__TASK REQUIREMENTS__. Each entry below must be repeated word for word.

(Stored records)
_ _ _ _ _

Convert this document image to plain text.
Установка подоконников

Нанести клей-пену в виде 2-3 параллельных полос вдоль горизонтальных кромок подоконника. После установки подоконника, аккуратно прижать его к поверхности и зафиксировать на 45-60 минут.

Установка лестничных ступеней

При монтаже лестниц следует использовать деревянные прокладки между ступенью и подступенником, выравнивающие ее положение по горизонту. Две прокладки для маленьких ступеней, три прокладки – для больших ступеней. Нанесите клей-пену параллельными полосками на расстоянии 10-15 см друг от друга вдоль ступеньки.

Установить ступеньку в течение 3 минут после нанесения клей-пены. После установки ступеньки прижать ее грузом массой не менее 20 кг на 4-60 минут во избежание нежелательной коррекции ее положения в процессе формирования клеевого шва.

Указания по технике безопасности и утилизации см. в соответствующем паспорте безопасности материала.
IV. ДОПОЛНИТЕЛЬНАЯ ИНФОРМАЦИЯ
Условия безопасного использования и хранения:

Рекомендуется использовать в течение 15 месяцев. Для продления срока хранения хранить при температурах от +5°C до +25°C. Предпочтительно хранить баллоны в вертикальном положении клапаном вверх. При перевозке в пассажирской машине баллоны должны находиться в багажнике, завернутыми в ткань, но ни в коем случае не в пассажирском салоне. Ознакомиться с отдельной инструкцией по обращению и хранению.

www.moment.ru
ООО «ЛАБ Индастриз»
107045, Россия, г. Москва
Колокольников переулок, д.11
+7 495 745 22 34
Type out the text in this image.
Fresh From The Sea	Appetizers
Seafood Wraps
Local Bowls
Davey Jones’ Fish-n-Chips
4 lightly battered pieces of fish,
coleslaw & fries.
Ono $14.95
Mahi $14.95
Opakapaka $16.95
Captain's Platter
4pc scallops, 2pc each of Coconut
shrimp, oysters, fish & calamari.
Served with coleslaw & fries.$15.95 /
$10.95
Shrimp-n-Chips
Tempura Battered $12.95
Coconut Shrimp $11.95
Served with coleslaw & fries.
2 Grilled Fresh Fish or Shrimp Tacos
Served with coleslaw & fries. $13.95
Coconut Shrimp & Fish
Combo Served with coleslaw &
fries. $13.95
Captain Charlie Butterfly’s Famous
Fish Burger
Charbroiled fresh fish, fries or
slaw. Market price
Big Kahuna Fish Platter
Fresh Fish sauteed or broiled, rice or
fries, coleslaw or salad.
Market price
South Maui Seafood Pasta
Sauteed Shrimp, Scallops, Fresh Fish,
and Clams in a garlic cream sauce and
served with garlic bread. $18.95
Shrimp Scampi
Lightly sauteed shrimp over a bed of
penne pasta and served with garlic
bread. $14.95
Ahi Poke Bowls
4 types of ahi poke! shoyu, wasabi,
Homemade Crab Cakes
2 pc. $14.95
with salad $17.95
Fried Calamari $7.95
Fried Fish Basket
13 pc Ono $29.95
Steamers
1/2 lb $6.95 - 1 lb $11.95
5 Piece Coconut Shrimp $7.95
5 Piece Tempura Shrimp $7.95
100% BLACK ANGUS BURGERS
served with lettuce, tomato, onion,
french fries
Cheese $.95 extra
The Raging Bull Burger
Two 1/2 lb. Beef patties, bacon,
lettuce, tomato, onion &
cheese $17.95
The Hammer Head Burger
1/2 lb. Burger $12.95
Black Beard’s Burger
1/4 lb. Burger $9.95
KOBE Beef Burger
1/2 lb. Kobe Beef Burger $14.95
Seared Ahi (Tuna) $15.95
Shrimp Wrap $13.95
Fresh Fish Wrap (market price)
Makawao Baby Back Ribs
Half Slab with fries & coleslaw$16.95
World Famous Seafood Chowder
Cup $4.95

_ _ _ _ _

__WRITTEN ANSWER__.
Convert this document image to plain text.
Установка подоконников

Нанести клей-пену в виде 2-3 параллельных полос вдоль горизонтальных кромок подоконника. После установки подоконника, аккуратно прижать его к поверхности и зафиксировать на 45-60 минут.

Установка лестничных ступеней

При монтаже лестниц следует использовать деревянные прокладки между ступенью и подступенником, выравнивающие ее положение по горизонту. Две прокладки для маленьких ступеней, три прокладки – для больших ступеней. Нанесите клей-пену параллельными полосками на расстоянии 10-15 см друг от друга вдоль ступеньки.

Установить ступеньку в течение 3 минут после нанесения клей-пены. После установки ступеньки прижать ее грузом массой не менее 20 кг на 4-60 минут во избежание нежелательной коррекции ее положения в процессе формирования клеевого шва.

Указания по технике безопасности и утилизации см. в соответствующем паспорте безопасности материала.
IV. ДОПОЛНИТЕЛЬНАЯ ИНФОРМАЦИЯ
Условия безопасного использования и хранения:

Рекомендуется использовать в течение 15 месяцев. Для продления срока хранения хранить при температурах от +5°C до +25°C. Предпочтительно хранить баллоны в вертикальном положении клапаном вверх. При перевозке в пассажирской машине баллоны должны находиться в багажнике, завернутыми в ткань, но ни в коем случае не в пассажирском салоне. Ознакомиться с отдельной инструкцией по обращению и хранению.

www.moment.ru
ООО «ЛАБ Индастриз»
107045, Россия, г. Москва
Колокольников переулок, д.11
+7 495 745 22 34
Type out the text in this image.
Fresh From The Sea	Appetizers
Seafood Wraps
Local Bowls
Davey Jones’ Fish-n-Chips
4 lightly battered pieces of fish,
coleslaw & fries.
Ono $14.95
Mahi $14.95
Opakapaka $16.95
Captain's Platter
4pc scallops, 2pc each of Coconut
shrimp, oysters, fish & calamari.
Served with coleslaw & fries.$15.95 /
$10.95
Shrimp-n-Chips
Tempura Battered $12.95
Coconut Shrimp $11.95
Served with coleslaw & fries.
2 Grilled Fresh Fish or Shrimp Tacos
Served with coleslaw & fries. $13.95
Coconut Shrimp & Fish
Combo Served with coleslaw &
fries. $13.95
Captain Charlie Butterfly’s Famous
Fish Burger
Charbroiled fresh fish, fries or
slaw. Market price
Big Kahuna Fish Platter
Fresh Fish sauteed or broiled, rice or
fries, coleslaw or salad.
Market price
South Maui Seafood Pasta
Sauteed Shrimp, Scallops, Fresh Fish,
and Clams in a garlic cream sauce and
served with garlic bread. $18.95
Shrimp Scampi
Lightly sauteed shrimp over a bed of
penne pasta and served with garlic
bread. $14.95
Ahi Poke Bowls
4 types of ahi poke! shoyu, wasabi,
Homemade Crab Cakes
2 pc. $14.95
with salad $17.95
Fried Calamari $7.95
Fried Fish Basket
13 pc Ono $29.95
Steamers
1/2 lb $6.95 - 1 lb $11.95
5 Piece Coconut Shrimp $7.95
5 Piece Tempura Shrimp $7.95
100% BLACK ANGUS BURGERS
served with lettuce, tomato, onion,
french fries
Cheese $.95 extra
The Raging Bull Burger
Two 1/2 lb. Beef patties, bacon,
lettuce, tomato, onion &
cheese $17.95
The Hammer Head Burger
1/2 lb. Burger $12.95
Black Beard’s Burger
1/4 lb. Burger $9.95
KOBE Beef Burger
1/2 lb. Kobe Beef Burger $14.95
Seared Ahi (Tuna) $15.95
Shrimp Wrap $13.95
Fresh Fish Wrap (market price)
Makawao Baby Back Ribs
Half Slab with fries & coleslaw$16.95
World Famous Seafood Chowder
Cup $4.95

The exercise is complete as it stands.